__PROBLEM TO SOLVE__
Establish how many lines in the material include the string "name" and report it as a lone number.

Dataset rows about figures
┌──
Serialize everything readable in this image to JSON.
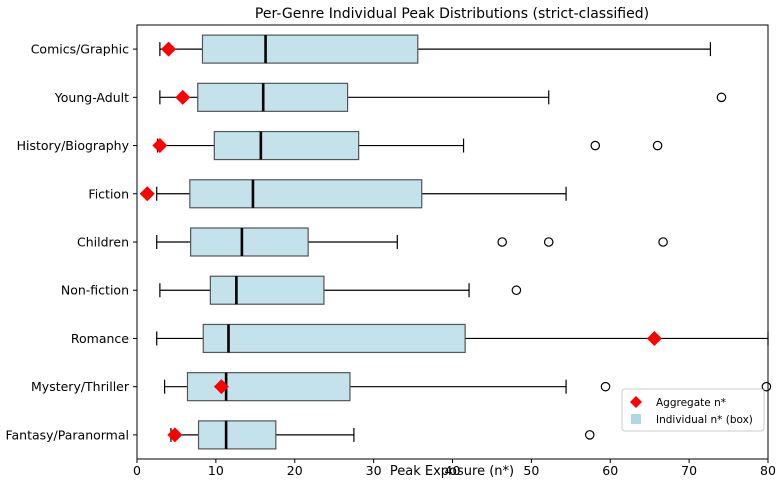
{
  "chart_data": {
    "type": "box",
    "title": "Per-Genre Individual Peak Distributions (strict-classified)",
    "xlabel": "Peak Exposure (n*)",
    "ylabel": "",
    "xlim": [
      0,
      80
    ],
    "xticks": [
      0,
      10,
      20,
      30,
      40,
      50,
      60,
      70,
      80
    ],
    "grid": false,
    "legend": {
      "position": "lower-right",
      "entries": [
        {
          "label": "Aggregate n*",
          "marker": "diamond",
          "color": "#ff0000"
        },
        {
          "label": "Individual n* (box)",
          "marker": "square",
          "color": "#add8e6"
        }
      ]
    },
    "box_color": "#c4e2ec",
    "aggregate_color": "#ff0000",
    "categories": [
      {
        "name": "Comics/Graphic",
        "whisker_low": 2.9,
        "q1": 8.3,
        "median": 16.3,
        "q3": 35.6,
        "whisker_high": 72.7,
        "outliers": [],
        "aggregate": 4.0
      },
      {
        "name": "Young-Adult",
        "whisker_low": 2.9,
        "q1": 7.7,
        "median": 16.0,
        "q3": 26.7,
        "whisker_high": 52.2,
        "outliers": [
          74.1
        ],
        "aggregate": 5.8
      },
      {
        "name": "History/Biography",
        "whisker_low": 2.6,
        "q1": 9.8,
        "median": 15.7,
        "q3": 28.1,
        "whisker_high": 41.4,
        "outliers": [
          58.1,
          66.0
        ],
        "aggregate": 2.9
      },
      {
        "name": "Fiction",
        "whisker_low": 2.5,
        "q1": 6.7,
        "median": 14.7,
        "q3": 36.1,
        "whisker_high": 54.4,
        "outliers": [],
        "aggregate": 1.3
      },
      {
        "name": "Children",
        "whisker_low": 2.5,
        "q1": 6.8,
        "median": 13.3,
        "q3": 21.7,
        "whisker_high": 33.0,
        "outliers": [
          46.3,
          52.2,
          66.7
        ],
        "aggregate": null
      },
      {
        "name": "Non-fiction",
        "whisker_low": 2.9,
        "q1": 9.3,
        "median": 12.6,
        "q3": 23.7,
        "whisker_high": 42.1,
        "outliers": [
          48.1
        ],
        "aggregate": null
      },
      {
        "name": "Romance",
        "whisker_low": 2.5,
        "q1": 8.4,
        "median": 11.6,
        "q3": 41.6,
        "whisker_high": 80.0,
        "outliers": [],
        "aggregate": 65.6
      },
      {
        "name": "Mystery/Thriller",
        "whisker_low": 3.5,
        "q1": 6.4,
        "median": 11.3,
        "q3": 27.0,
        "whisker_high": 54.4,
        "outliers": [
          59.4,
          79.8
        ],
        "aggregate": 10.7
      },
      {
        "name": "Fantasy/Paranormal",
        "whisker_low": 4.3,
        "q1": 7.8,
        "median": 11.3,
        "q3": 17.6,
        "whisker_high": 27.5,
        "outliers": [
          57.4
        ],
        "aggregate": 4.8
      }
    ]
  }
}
└──
__SOLUTION FOR THIS PROBLEM__
9